## [Required task]
Restate, word for word, all of the material shown below.

## [Input rows]
>>>
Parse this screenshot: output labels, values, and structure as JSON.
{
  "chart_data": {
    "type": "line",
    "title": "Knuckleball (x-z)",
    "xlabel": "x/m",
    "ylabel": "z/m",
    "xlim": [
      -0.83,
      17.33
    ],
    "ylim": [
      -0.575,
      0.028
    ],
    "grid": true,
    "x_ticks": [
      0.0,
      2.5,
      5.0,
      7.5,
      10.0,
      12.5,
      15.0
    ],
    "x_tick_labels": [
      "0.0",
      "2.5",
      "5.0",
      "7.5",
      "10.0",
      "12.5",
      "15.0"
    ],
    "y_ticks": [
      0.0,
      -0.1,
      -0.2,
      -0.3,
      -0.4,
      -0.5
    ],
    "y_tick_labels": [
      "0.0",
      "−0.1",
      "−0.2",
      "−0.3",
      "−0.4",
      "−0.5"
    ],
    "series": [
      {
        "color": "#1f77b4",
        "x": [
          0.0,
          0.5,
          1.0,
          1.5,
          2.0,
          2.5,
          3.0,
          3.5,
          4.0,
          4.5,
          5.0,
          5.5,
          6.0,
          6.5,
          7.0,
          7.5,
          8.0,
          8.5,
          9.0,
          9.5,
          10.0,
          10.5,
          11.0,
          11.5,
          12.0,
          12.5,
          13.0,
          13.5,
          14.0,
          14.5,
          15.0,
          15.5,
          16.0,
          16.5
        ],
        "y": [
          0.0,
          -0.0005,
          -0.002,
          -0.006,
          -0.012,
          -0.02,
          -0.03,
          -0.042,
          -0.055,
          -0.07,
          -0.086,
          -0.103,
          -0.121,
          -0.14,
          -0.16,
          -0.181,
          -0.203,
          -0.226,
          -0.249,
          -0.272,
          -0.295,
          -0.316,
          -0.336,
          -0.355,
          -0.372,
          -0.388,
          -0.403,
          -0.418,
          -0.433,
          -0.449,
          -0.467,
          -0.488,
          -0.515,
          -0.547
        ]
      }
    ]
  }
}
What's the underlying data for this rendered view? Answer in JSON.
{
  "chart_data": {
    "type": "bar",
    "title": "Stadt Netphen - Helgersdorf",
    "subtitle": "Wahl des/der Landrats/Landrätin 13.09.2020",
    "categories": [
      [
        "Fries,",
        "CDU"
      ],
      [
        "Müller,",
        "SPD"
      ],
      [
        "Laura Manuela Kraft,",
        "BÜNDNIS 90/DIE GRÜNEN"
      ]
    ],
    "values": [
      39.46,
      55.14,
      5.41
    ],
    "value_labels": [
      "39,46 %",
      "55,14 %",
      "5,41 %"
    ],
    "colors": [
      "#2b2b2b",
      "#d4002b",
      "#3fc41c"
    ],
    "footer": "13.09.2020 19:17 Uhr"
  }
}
<<<
## [Output of the exercise]
Parse this screenshot: output labels, values, and structure as JSON.
{
  "chart_data": {
    "type": "line",
    "title": "Knuckleball (x-z)",
    "xlabel": "x/m",
    "ylabel": "z/m",
    "xlim": [
      -0.83,
      17.33
    ],
    "ylim": [
      -0.575,
      0.028
    ],
    "grid": true,
    "x_ticks": [
      0.0,
      2.5,
      5.0,
      7.5,
      10.0,
      12.5,
      15.0
    ],
    "x_tick_labels": [
      "0.0",
      "2.5",
      "5.0",
      "7.5",
      "10.0",
      "12.5",
      "15.0"
    ],
    "y_ticks": [
      0.0,
      -0.1,
      -0.2,
      -0.3,
      -0.4,
      -0.5
    ],
    "y_tick_labels": [
      "0.0",
      "−0.1",
      "−0.2",
      "−0.3",
      "−0.4",
      "−0.5"
    ],
    "series": [
      {
        "color": "#1f77b4",
        "x": [
          0.0,
          0.5,
          1.0,
          1.5,
          2.0,
          2.5,
          3.0,
          3.5,
          4.0,
          4.5,
          5.0,
          5.5,
          6.0,
          6.5,
          7.0,
          7.5,
          8.0,
          8.5,
          9.0,
          9.5,
          10.0,
          10.5,
          11.0,
          11.5,
          12.0,
          12.5,
          13.0,
          13.5,
          14.0,
          14.5,
          15.0,
          15.5,
          16.0,
          16.5
        ],
        "y": [
          0.0,
          -0.0005,
          -0.002,
          -0.006,
          -0.012,
          -0.02,
          -0.03,
          -0.042,
          -0.055,
          -0.07,
          -0.086,
          -0.103,
          -0.121,
          -0.14,
          -0.16,
          -0.181,
          -0.203,
          -0.226,
          -0.249,
          -0.272,
          -0.295,
          -0.316,
          -0.336,
          -0.355,
          -0.372,
          -0.388,
          -0.403,
          -0.418,
          -0.433,
          -0.449,
          -0.467,
          -0.488,
          -0.515,
          -0.547
        ]
      }
    ]
  }
}
What's the underlying data for this rendered view? Answer in JSON.
{
  "chart_data": {
    "type": "bar",
    "title": "Stadt Netphen - Helgersdorf",
    "subtitle": "Wahl des/der Landrats/Landrätin 13.09.2020",
    "categories": [
      [
        "Fries,",
        "CDU"
      ],
      [
        "Müller,",
        "SPD"
      ],
      [
        "Laura Manuela Kraft,",
        "BÜNDNIS 90/DIE GRÜNEN"
      ]
    ],
    "values": [
      39.46,
      55.14,
      5.41
    ],
    "value_labels": [
      "39,46 %",
      "55,14 %",
      "5,41 %"
    ],
    "colors": [
      "#2b2b2b",
      "#d4002b",
      "#3fc41c"
    ],
    "footer": "13.09.2020 19:17 Uhr"
  }
}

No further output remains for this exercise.